___ RAW DATA

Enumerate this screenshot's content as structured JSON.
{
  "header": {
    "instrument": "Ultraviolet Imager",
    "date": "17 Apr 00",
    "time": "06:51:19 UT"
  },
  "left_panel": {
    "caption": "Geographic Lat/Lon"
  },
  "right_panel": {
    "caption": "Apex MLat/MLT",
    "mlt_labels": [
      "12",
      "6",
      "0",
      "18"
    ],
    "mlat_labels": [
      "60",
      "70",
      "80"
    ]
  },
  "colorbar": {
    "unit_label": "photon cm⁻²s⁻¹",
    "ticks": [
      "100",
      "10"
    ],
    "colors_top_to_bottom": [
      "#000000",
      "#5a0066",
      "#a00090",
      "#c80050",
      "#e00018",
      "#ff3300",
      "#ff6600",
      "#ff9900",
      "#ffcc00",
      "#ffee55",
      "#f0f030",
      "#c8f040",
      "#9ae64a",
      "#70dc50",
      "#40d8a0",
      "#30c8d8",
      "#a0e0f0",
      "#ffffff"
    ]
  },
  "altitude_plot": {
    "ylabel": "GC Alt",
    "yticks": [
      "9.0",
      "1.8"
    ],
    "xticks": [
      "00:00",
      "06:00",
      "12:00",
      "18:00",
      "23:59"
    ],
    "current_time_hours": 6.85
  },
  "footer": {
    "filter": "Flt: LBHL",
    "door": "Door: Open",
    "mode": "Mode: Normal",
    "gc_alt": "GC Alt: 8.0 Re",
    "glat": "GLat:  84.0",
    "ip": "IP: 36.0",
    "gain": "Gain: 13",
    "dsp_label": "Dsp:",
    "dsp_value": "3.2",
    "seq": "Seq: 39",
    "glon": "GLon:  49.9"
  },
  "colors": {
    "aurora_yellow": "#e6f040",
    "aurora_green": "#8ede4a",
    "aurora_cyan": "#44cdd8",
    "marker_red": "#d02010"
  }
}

______

Exactly reproduce the material above.

RESULT OF THE EXERCISE —
Enumerate this screenshot's content as structured JSON.
{
  "header": {
    "instrument": "Ultraviolet Imager",
    "date": "17 Apr 00",
    "time": "06:51:19 UT"
  },
  "left_panel": {
    "caption": "Geographic Lat/Lon"
  },
  "right_panel": {
    "caption": "Apex MLat/MLT",
    "mlt_labels": [
      "12",
      "6",
      "0",
      "18"
    ],
    "mlat_labels": [
      "60",
      "70",
      "80"
    ]
  },
  "colorbar": {
    "unit_label": "photon cm⁻²s⁻¹",
    "ticks": [
      "100",
      "10"
    ],
    "colors_top_to_bottom": [
      "#000000",
      "#5a0066",
      "#a00090",
      "#c80050",
      "#e00018",
      "#ff3300",
      "#ff6600",
      "#ff9900",
      "#ffcc00",
      "#ffee55",
      "#f0f030",
      "#c8f040",
      "#9ae64a",
      "#70dc50",
      "#40d8a0",
      "#30c8d8",
      "#a0e0f0",
      "#ffffff"
    ]
  },
  "altitude_plot": {
    "ylabel": "GC Alt",
    "yticks": [
      "9.0",
      "1.8"
    ],
    "xticks": [
      "00:00",
      "06:00",
      "12:00",
      "18:00",
      "23:59"
    ],
    "current_time_hours": 6.85
  },
  "footer": {
    "filter": "Flt: LBHL",
    "door": "Door: Open",
    "mode": "Mode: Normal",
    "gc_alt": "GC Alt: 8.0 Re",
    "glat": "GLat:  84.0",
    "ip": "IP: 36.0",
    "gain": "Gain: 13",
    "dsp_label": "Dsp:",
    "dsp_value": "3.2",
    "seq": "Seq: 39",
    "glon": "GLon:  49.9"
  },
  "colors": {
    "aurora_yellow": "#e6f040",
    "aurora_green": "#8ede4a",
    "aurora_cyan": "#44cdd8",
    "marker_red": "#d02010"
  }
}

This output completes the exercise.